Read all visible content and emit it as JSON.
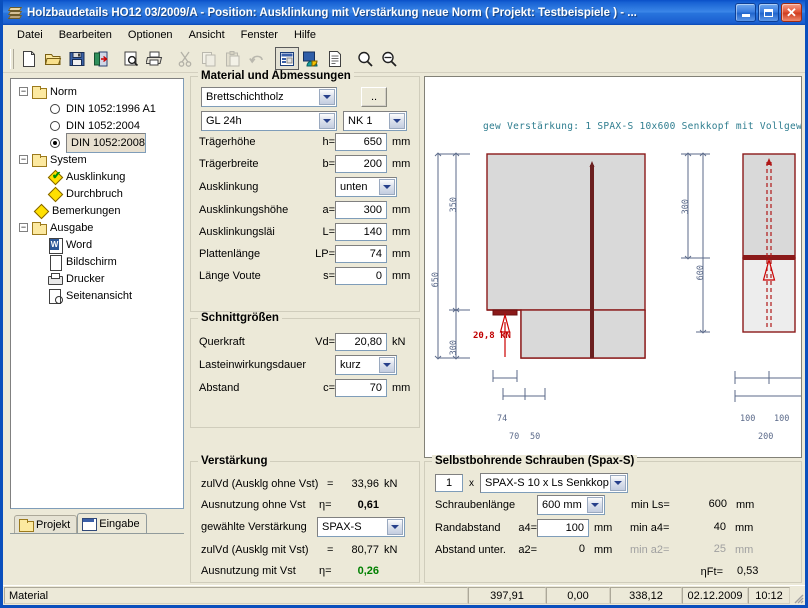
{
  "window": {
    "title": "Holzbaudetails HO12 03/2009/A - Position: Ausklinkung mit Verstärkung neue Norm ( Projekt: Testbeispiele ) - ...",
    "minimize_label": "Minimieren",
    "maximize_label": "Maximieren",
    "close_label": "Schließen"
  },
  "menu": {
    "items": [
      {
        "label": "Datei"
      },
      {
        "label": "Bearbeiten"
      },
      {
        "label": "Optionen"
      },
      {
        "label": "Ansicht"
      },
      {
        "label": "Fenster"
      },
      {
        "label": "Hilfe"
      }
    ]
  },
  "toolbar": {
    "buttons": [
      {
        "name": "new-icon"
      },
      {
        "name": "open-folder-icon"
      },
      {
        "name": "save-disk-icon"
      },
      {
        "name": "exit-door-icon"
      },
      {
        "name": "print-preview-icon"
      },
      {
        "name": "print-icon"
      },
      {
        "name": "cut-scissors-icon"
      },
      {
        "name": "copy-icon"
      },
      {
        "name": "paste-icon"
      },
      {
        "name": "undo-icon"
      },
      {
        "name": "input-form-icon"
      },
      {
        "name": "graphics-icon"
      },
      {
        "name": "document-icon"
      },
      {
        "name": "zoom-in-icon"
      },
      {
        "name": "zoom-out-icon"
      }
    ]
  },
  "tree": {
    "nodes": [
      {
        "label": "Norm",
        "icon": "folder",
        "level": 0,
        "expander": "-"
      },
      {
        "label": "DIN 1052:1996 A1",
        "icon": "radio-off",
        "level": 1
      },
      {
        "label": "DIN 1052:2004",
        "icon": "radio-off",
        "level": 1
      },
      {
        "label": "DIN 1052:2008",
        "icon": "radio-on",
        "level": 1,
        "selected": true
      },
      {
        "label": "System",
        "icon": "folder",
        "level": 0,
        "expander": "-"
      },
      {
        "label": "Ausklinkung",
        "icon": "diamond-check",
        "level": 1
      },
      {
        "label": "Durchbruch",
        "icon": "diamond",
        "level": 1
      },
      {
        "label": "Bemerkungen",
        "icon": "diamond",
        "level": 0
      },
      {
        "label": "Ausgabe",
        "icon": "folder",
        "level": 0,
        "expander": "-"
      },
      {
        "label": "Word",
        "icon": "word",
        "level": 1
      },
      {
        "label": "Bildschirm",
        "icon": "page",
        "level": 1
      },
      {
        "label": "Drucker",
        "icon": "printer",
        "level": 1
      },
      {
        "label": "Seitenansicht",
        "icon": "preview",
        "level": 1
      }
    ]
  },
  "left_tabs": [
    {
      "label": "Projekt",
      "active": false,
      "icon": "folder-icon"
    },
    {
      "label": "Eingabe",
      "active": true,
      "icon": "form-icon"
    }
  ],
  "material": {
    "legend": "Material und Abmessungen",
    "material_type": "Brettschichtholz",
    "browse_button": "..",
    "grade": "GL 24h",
    "service_class": "NK 1",
    "rows": [
      {
        "label": "Trägerhöhe",
        "symbol": "h=",
        "value": "650",
        "unit": "mm"
      },
      {
        "label": "Trägerbreite",
        "symbol": "b=",
        "value": "200",
        "unit": "mm"
      },
      {
        "label": "Ausklinkung",
        "symbol": "",
        "value": "unten",
        "unit": "",
        "type": "select"
      },
      {
        "label": "Ausklinkungshöhe",
        "symbol": "a=",
        "value": "300",
        "unit": "mm"
      },
      {
        "label": "Ausklinkungsläi",
        "symbol": "L=",
        "value": "140",
        "unit": "mm"
      },
      {
        "label": "Plattenlänge",
        "symbol": "LP=",
        "value": "74",
        "unit": "mm"
      },
      {
        "label": "Länge Voute",
        "symbol": "s=",
        "value": "0",
        "unit": "mm"
      }
    ]
  },
  "schnittgroessen": {
    "legend": "Schnittgrößen",
    "rows": [
      {
        "label": "Querkraft",
        "symbol": "Vd=",
        "value": "20,80",
        "unit": "kN"
      },
      {
        "label": "Lasteinwirkungsdauer",
        "symbol": "",
        "value": "kurz",
        "unit": "",
        "type": "select"
      },
      {
        "label": "Abstand",
        "symbol": "c=",
        "value": "70",
        "unit": "mm"
      }
    ]
  },
  "verstaerkung": {
    "legend": "Verstärkung",
    "rows": [
      {
        "label": "zulVd (Ausklg ohne Vst)",
        "symbol": "=",
        "value": "33,96",
        "unit": "kN",
        "style": "plain"
      },
      {
        "label": "Ausnutzung ohne Vst",
        "symbol": "η=",
        "value": "0,61",
        "unit": "",
        "style": "bold"
      },
      {
        "label": "gewählte Verstärkung",
        "symbol": "",
        "value": "SPAX-S",
        "unit": "",
        "style": "select"
      },
      {
        "label": "zulVd (Ausklg mit Vst)",
        "symbol": "=",
        "value": "80,77",
        "unit": "kN",
        "style": "plain"
      },
      {
        "label": "Ausnutzung mit Vst",
        "symbol": "η=",
        "value": "0,26",
        "unit": "",
        "style": "green"
      }
    ]
  },
  "schrauben": {
    "legend": "Selbstbohrende Schrauben (Spax-S)",
    "count": "1",
    "multiplier": "x",
    "screw_type": "SPAX-S 10 x Ls  Senkkop",
    "rows": [
      {
        "label": "Schraubenlänge",
        "symbol": "",
        "value": "600 mm",
        "unit": "",
        "min_label": "min Ls=",
        "min_value": "600",
        "min_unit": "mm",
        "type": "select"
      },
      {
        "label": "Randabstand",
        "symbol": "a4=",
        "value": "100",
        "unit": "mm",
        "min_label": "min a4=",
        "min_value": "40",
        "min_unit": "mm",
        "type": "input"
      },
      {
        "label": "Abstand unter.",
        "symbol": "a2=",
        "value": "0",
        "unit": "mm",
        "min_label": "min a2=",
        "min_value": "25",
        "min_unit": "mm",
        "type": "readonly",
        "disabled": true
      }
    ],
    "eta_label": "ηFt=",
    "eta_value": "0,53"
  },
  "drawing": {
    "caption": "gew Verstärkung:  1 SPAX-S 10x600 Senkkopf mit Vollgew",
    "left_view": {
      "dim_total_height": "650",
      "dim_upper": "350",
      "dim_lower": "300",
      "load_label": "20,8 kN",
      "dim_plate": "74",
      "dim_a": "70",
      "dim_b": "50"
    },
    "right_view": {
      "dim_upper": "300",
      "dim_total": "600",
      "dim_left": "100",
      "dim_right": "100",
      "dim_width": "200"
    },
    "colors": {
      "outline": "#8b1a1a",
      "fill": "#d9d9d9",
      "fill_light": "#ededed",
      "screw": "#6b1f1f",
      "dim": "#5b6a8a",
      "caption": "#2e7d8f",
      "load": "#c00000"
    }
  },
  "statusbar": {
    "message": "Material",
    "field1": "397,91",
    "field2": "0,00",
    "field3": "338,12",
    "date": "02.12.2009",
    "time": "10:12"
  }
}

....................

Task: Transcribe the records above exactly, leaving out every picture.

Completed task:
Read all visible content and emit it as JSON.
{
  "window": {
    "title": "Holzbaudetails HO12 03/2009/A - Position: Ausklinkung mit Verstärkung neue Norm ( Projekt: Testbeispiele ) - ...",
    "minimize_label": "Minimieren",
    "maximize_label": "Maximieren",
    "close_label": "Schließen"
  },
  "menu": {
    "items": [
      {
        "label": "Datei"
      },
      {
        "label": "Bearbeiten"
      },
      {
        "label": "Optionen"
      },
      {
        "label": "Ansicht"
      },
      {
        "label": "Fenster"
      },
      {
        "label": "Hilfe"
      }
    ]
  },
  "toolbar": {
    "buttons": [
      {
        "name": "new-icon"
      },
      {
        "name": "open-folder-icon"
      },
      {
        "name": "save-disk-icon"
      },
      {
        "name": "exit-door-icon"
      },
      {
        "name": "print-preview-icon"
      },
      {
        "name": "print-icon"
      },
      {
        "name": "cut-scissors-icon"
      },
      {
        "name": "copy-icon"
      },
      {
        "name": "paste-icon"
      },
      {
        "name": "undo-icon"
      },
      {
        "name": "input-form-icon"
      },
      {
        "name": "graphics-icon"
      },
      {
        "name": "document-icon"
      },
      {
        "name": "zoom-in-icon"
      },
      {
        "name": "zoom-out-icon"
      }
    ]
  },
  "tree": {
    "nodes": [
      {
        "label": "Norm",
        "icon": "folder",
        "level": 0,
        "expander": "-"
      },
      {
        "label": "DIN 1052:1996 A1",
        "icon": "radio-off",
        "level": 1
      },
      {
        "label": "DIN 1052:2004",
        "icon": "radio-off",
        "level": 1
      },
      {
        "label": "DIN 1052:2008",
        "icon": "radio-on",
        "level": 1,
        "selected": true
      },
      {
        "label": "System",
        "icon": "folder",
        "level": 0,
        "expander": "-"
      },
      {
        "label": "Ausklinkung",
        "icon": "diamond-check",
        "level": 1
      },
      {
        "label": "Durchbruch",
        "icon": "diamond",
        "level": 1
      },
      {
        "label": "Bemerkungen",
        "icon": "diamond",
        "level": 0
      },
      {
        "label": "Ausgabe",
        "icon": "folder",
        "level": 0,
        "expander": "-"
      },
      {
        "label": "Word",
        "icon": "word",
        "level": 1
      },
      {
        "label": "Bildschirm",
        "icon": "page",
        "level": 1
      },
      {
        "label": "Drucker",
        "icon": "printer",
        "level": 1
      },
      {
        "label": "Seitenansicht",
        "icon": "preview",
        "level": 1
      }
    ]
  },
  "left_tabs": [
    {
      "label": "Projekt",
      "active": false,
      "icon": "folder-icon"
    },
    {
      "label": "Eingabe",
      "active": true,
      "icon": "form-icon"
    }
  ],
  "material": {
    "legend": "Material und Abmessungen",
    "material_type": "Brettschichtholz",
    "browse_button": "..",
    "grade": "GL 24h",
    "service_class": "NK 1",
    "rows": [
      {
        "label": "Trägerhöhe",
        "symbol": "h=",
        "value": "650",
        "unit": "mm"
      },
      {
        "label": "Trägerbreite",
        "symbol": "b=",
        "value": "200",
        "unit": "mm"
      },
      {
        "label": "Ausklinkung",
        "symbol": "",
        "value": "unten",
        "unit": "",
        "type": "select"
      },
      {
        "label": "Ausklinkungshöhe",
        "symbol": "a=",
        "value": "300",
        "unit": "mm"
      },
      {
        "label": "Ausklinkungsläi",
        "symbol": "L=",
        "value": "140",
        "unit": "mm"
      },
      {
        "label": "Plattenlänge",
        "symbol": "LP=",
        "value": "74",
        "unit": "mm"
      },
      {
        "label": "Länge Voute",
        "symbol": "s=",
        "value": "0",
        "unit": "mm"
      }
    ]
  },
  "schnittgroessen": {
    "legend": "Schnittgrößen",
    "rows": [
      {
        "label": "Querkraft",
        "symbol": "Vd=",
        "value": "20,80",
        "unit": "kN"
      },
      {
        "label": "Lasteinwirkungsdauer",
        "symbol": "",
        "value": "kurz",
        "unit": "",
        "type": "select"
      },
      {
        "label": "Abstand",
        "symbol": "c=",
        "value": "70",
        "unit": "mm"
      }
    ]
  },
  "verstaerkung": {
    "legend": "Verstärkung",
    "rows": [
      {
        "label": "zulVd (Ausklg ohne Vst)",
        "symbol": "=",
        "value": "33,96",
        "unit": "kN",
        "style": "plain"
      },
      {
        "label": "Ausnutzung ohne Vst",
        "symbol": "η=",
        "value": "0,61",
        "unit": "",
        "style": "bold"
      },
      {
        "label": "gewählte Verstärkung",
        "symbol": "",
        "value": "SPAX-S",
        "unit": "",
        "style": "select"
      },
      {
        "label": "zulVd (Ausklg mit Vst)",
        "symbol": "=",
        "value": "80,77",
        "unit": "kN",
        "style": "plain"
      },
      {
        "label": "Ausnutzung mit Vst",
        "symbol": "η=",
        "value": "0,26",
        "unit": "",
        "style": "green"
      }
    ]
  },
  "schrauben": {
    "legend": "Selbstbohrende Schrauben (Spax-S)",
    "count": "1",
    "multiplier": "x",
    "screw_type": "SPAX-S 10 x Ls  Senkkop",
    "rows": [
      {
        "label": "Schraubenlänge",
        "symbol": "",
        "value": "600 mm",
        "unit": "",
        "min_label": "min Ls=",
        "min_value": "600",
        "min_unit": "mm",
        "type": "select"
      },
      {
        "label": "Randabstand",
        "symbol": "a4=",
        "value": "100",
        "unit": "mm",
        "min_label": "min a4=",
        "min_value": "40",
        "min_unit": "mm",
        "type": "input"
      },
      {
        "label": "Abstand unter.",
        "symbol": "a2=",
        "value": "0",
        "unit": "mm",
        "min_label": "min a2=",
        "min_value": "25",
        "min_unit": "mm",
        "type": "readonly",
        "disabled": true
      }
    ],
    "eta_label": "ηFt=",
    "eta_value": "0,53"
  },
  "drawing": {
    "caption": "gew Verstärkung:  1 SPAX-S 10x600 Senkkopf mit Vollgew",
    "left_view": {
      "dim_total_height": "650",
      "dim_upper": "350",
      "dim_lower": "300",
      "load_label": "20,8 kN",
      "dim_plate": "74",
      "dim_a": "70",
      "dim_b": "50"
    },
    "right_view": {
      "dim_upper": "300",
      "dim_total": "600",
      "dim_left": "100",
      "dim_right": "100",
      "dim_width": "200"
    },
    "colors": {
      "outline": "#8b1a1a",
      "fill": "#d9d9d9",
      "fill_light": "#ededed",
      "screw": "#6b1f1f",
      "dim": "#5b6a8a",
      "caption": "#2e7d8f",
      "load": "#c00000"
    }
  },
  "statusbar": {
    "message": "Material",
    "field1": "397,91",
    "field2": "0,00",
    "field3": "338,12",
    "date": "02.12.2009",
    "time": "10:12"
  }
}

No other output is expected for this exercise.